What is being asked: Identify the line that contains "Give me the" in the material. Output it and every line after it, unchanged, through the end.

Raw records:
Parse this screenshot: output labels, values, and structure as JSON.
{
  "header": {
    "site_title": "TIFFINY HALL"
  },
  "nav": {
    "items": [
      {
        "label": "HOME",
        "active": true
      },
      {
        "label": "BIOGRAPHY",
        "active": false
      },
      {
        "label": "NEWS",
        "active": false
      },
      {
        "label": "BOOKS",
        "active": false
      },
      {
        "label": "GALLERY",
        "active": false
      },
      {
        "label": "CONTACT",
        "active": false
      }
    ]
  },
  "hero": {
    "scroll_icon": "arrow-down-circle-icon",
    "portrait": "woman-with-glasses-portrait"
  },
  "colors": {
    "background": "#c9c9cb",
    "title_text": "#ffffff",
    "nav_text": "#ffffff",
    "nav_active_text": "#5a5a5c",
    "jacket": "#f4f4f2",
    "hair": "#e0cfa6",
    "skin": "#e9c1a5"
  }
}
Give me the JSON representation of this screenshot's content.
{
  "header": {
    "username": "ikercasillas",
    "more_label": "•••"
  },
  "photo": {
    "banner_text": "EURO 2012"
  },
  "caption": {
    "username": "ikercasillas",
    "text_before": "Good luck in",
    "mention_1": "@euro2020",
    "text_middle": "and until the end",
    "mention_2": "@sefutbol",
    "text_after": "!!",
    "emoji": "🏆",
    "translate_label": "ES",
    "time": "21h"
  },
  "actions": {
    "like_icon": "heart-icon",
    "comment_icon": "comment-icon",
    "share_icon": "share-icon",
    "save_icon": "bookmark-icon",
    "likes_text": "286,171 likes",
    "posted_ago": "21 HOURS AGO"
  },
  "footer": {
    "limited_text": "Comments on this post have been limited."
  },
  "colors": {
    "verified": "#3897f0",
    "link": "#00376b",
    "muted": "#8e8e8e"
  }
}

Result for this exercise:
Give me the JSON representation of this screenshot's content.
{
  "header": {
    "username": "ikercasillas",
    "more_label": "•••"
  },
  "photo": {
    "banner_text": "EURO 2012"
  },
  "caption": {
    "username": "ikercasillas",
    "text_before": "Good luck in",
    "mention_1": "@euro2020",
    "text_middle": "and until the end",
    "mention_2": "@sefutbol",
    "text_after": "!!",
    "emoji": "🏆",
    "translate_label": "ES",
    "time": "21h"
  },
  "actions": {
    "like_icon": "heart-icon",
    "comment_icon": "comment-icon",
    "share_icon": "share-icon",
    "save_icon": "bookmark-icon",
    "likes_text": "286,171 likes",
    "posted_ago": "21 HOURS AGO"
  },
  "footer": {
    "limited_text": "Comments on this post have been limited."
  },
  "colors": {
    "verified": "#3897f0",
    "link": "#00376b",
    "muted": "#8e8e8e"
  }
}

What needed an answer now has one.